>>>

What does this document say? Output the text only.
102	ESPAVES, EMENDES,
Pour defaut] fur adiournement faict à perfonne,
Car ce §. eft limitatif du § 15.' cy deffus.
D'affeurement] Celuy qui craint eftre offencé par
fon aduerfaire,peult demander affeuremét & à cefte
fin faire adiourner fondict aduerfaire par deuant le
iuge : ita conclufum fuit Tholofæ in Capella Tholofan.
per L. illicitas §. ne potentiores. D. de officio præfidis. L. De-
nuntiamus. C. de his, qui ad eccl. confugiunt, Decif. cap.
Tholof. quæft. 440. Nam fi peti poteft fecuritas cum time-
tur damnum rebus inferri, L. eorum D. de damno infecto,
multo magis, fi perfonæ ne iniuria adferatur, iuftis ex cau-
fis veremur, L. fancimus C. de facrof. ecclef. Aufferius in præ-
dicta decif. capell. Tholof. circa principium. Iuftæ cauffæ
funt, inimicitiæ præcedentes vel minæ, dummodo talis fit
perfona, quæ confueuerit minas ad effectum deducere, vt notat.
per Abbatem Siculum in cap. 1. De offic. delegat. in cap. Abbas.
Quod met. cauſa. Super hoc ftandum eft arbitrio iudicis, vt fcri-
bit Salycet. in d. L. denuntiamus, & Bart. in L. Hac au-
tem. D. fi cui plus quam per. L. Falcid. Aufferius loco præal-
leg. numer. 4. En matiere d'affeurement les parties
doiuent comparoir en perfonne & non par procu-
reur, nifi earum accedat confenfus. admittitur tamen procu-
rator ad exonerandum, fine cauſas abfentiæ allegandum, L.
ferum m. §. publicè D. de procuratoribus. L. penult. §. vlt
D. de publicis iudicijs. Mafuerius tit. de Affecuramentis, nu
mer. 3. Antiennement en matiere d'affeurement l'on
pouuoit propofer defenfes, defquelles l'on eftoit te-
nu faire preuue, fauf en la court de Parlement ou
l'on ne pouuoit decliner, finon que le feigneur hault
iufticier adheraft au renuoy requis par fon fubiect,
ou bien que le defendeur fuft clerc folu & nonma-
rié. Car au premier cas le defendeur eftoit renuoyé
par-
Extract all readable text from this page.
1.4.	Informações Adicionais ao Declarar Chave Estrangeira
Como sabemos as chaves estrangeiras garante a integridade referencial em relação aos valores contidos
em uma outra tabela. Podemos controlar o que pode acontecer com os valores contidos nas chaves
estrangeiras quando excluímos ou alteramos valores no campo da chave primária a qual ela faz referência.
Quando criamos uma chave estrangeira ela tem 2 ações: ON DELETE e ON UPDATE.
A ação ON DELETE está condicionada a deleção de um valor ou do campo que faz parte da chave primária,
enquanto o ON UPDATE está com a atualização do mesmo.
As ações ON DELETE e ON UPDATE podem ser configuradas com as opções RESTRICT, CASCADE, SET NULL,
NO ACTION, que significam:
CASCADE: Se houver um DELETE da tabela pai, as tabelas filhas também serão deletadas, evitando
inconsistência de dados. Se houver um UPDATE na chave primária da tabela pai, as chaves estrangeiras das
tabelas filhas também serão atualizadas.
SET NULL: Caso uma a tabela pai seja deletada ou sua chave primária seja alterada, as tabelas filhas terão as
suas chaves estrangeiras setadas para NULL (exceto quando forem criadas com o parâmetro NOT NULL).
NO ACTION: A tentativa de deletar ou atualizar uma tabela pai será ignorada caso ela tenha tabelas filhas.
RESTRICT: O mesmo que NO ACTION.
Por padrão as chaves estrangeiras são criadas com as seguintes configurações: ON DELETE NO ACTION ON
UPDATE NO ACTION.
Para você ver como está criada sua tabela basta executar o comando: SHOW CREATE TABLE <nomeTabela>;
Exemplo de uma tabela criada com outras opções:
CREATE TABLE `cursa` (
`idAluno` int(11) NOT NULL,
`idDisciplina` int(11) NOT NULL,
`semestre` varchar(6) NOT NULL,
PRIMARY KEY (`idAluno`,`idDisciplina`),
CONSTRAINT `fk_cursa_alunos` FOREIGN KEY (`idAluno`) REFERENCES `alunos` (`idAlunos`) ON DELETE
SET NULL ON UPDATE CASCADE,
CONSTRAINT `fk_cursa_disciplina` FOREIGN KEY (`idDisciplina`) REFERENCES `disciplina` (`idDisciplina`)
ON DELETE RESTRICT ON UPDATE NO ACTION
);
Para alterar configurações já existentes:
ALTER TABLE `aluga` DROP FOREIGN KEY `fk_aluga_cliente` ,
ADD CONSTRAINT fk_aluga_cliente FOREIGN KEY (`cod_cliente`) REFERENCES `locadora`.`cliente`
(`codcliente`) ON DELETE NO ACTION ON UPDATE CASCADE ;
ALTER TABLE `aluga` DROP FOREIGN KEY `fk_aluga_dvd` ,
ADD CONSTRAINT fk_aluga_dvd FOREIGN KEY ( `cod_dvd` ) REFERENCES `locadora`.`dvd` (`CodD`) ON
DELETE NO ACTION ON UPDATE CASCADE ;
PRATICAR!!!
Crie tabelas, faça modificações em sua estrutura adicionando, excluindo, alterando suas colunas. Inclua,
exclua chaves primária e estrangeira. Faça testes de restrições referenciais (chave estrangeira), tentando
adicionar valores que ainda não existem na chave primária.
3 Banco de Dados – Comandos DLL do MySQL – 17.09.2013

<<<

Repeat the entries exactly, all of them.

What does this document say? Output the text only.
102	ESPAVES, EMENDES,
Pour defaut] fur adiournement faict à perfonne,
Car ce §. eft limitatif du § 15.' cy deffus.
D'affeurement] Celuy qui craint eftre offencé par
fon aduerfaire,peult demander affeuremét & à cefte
fin faire adiourner fondict aduerfaire par deuant le
iuge : ita conclufum fuit Tholofæ in Capella Tholofan.
per L. illicitas §. ne potentiores. D. de officio præfidis. L. De-
nuntiamus. C. de his, qui ad eccl. confugiunt, Decif. cap.
Tholof. quæft. 440. Nam fi peti poteft fecuritas cum time-
tur damnum rebus inferri, L. eorum D. de damno infecto,
multo magis, fi perfonæ ne iniuria adferatur, iuftis ex cau-
fis veremur, L. fancimus C. de facrof. ecclef. Aufferius in præ-
dicta decif. capell. Tholof. circa principium. Iuftæ cauffæ
funt, inimicitiæ præcedentes vel minæ, dummodo talis fit
perfona, quæ confueuerit minas ad effectum deducere, vt notat.
per Abbatem Siculum in cap. 1. De offic. delegat. in cap. Abbas.
Quod met. cauſa. Super hoc ftandum eft arbitrio iudicis, vt fcri-
bit Salycet. in d. L. denuntiamus, & Bart. in L. Hac au-
tem. D. fi cui plus quam per. L. Falcid. Aufferius loco præal-
leg. numer. 4. En matiere d'affeurement les parties
doiuent comparoir en perfonne & non par procu-
reur, nifi earum accedat confenfus. admittitur tamen procu-
rator ad exonerandum, fine cauſas abfentiæ allegandum, L.
ferum m. §. publicè D. de procuratoribus. L. penult. §. vlt
D. de publicis iudicijs. Mafuerius tit. de Affecuramentis, nu
mer. 3. Antiennement en matiere d'affeurement l'on
pouuoit propofer defenfes, defquelles l'on eftoit te-
nu faire preuue, fauf en la court de Parlement ou
l'on ne pouuoit decliner, finon que le feigneur hault
iufticier adheraft au renuoy requis par fon fubiect,
ou bien que le defendeur fuft clerc folu & nonma-
rié. Car au premier cas le defendeur eftoit renuoyé
par-
Extract all readable text from this page.
1.4.	Informações Adicionais ao Declarar Chave Estrangeira
Como sabemos as chaves estrangeiras garante a integridade referencial em relação aos valores contidos
em uma outra tabela. Podemos controlar o que pode acontecer com os valores contidos nas chaves
estrangeiras quando excluímos ou alteramos valores no campo da chave primária a qual ela faz referência.
Quando criamos uma chave estrangeira ela tem 2 ações: ON DELETE e ON UPDATE.
A ação ON DELETE está condicionada a deleção de um valor ou do campo que faz parte da chave primária,
enquanto o ON UPDATE está com a atualização do mesmo.
As ações ON DELETE e ON UPDATE podem ser configuradas com as opções RESTRICT, CASCADE, SET NULL,
NO ACTION, que significam:
CASCADE: Se houver um DELETE da tabela pai, as tabelas filhas também serão deletadas, evitando
inconsistência de dados. Se houver um UPDATE na chave primária da tabela pai, as chaves estrangeiras das
tabelas filhas também serão atualizadas.
SET NULL: Caso uma a tabela pai seja deletada ou sua chave primária seja alterada, as tabelas filhas terão as
suas chaves estrangeiras setadas para NULL (exceto quando forem criadas com o parâmetro NOT NULL).
NO ACTION: A tentativa de deletar ou atualizar uma tabela pai será ignorada caso ela tenha tabelas filhas.
RESTRICT: O mesmo que NO ACTION.
Por padrão as chaves estrangeiras são criadas com as seguintes configurações: ON DELETE NO ACTION ON
UPDATE NO ACTION.
Para você ver como está criada sua tabela basta executar o comando: SHOW CREATE TABLE <nomeTabela>;
Exemplo de uma tabela criada com outras opções:
CREATE TABLE `cursa` (
`idAluno` int(11) NOT NULL,
`idDisciplina` int(11) NOT NULL,
`semestre` varchar(6) NOT NULL,
PRIMARY KEY (`idAluno`,`idDisciplina`),
CONSTRAINT `fk_cursa_alunos` FOREIGN KEY (`idAluno`) REFERENCES `alunos` (`idAlunos`) ON DELETE
SET NULL ON UPDATE CASCADE,
CONSTRAINT `fk_cursa_disciplina` FOREIGN KEY (`idDisciplina`) REFERENCES `disciplina` (`idDisciplina`)
ON DELETE RESTRICT ON UPDATE NO ACTION
);
Para alterar configurações já existentes:
ALTER TABLE `aluga` DROP FOREIGN KEY `fk_aluga_cliente` ,
ADD CONSTRAINT fk_aluga_cliente FOREIGN KEY (`cod_cliente`) REFERENCES `locadora`.`cliente`
(`codcliente`) ON DELETE NO ACTION ON UPDATE CASCADE ;
ALTER TABLE `aluga` DROP FOREIGN KEY `fk_aluga_dvd` ,
ADD CONSTRAINT fk_aluga_dvd FOREIGN KEY ( `cod_dvd` ) REFERENCES `locadora`.`dvd` (`CodD`) ON
DELETE NO ACTION ON UPDATE CASCADE ;
PRATICAR!!!
Crie tabelas, faça modificações em sua estrutura adicionando, excluindo, alterando suas colunas. Inclua,
exclua chaves primária e estrangeira. Faça testes de restrições referenciais (chave estrangeira), tentando
adicionar valores que ainda não existem na chave primária.
3 Banco de Dados – Comandos DLL do MySQL – 17.09.2013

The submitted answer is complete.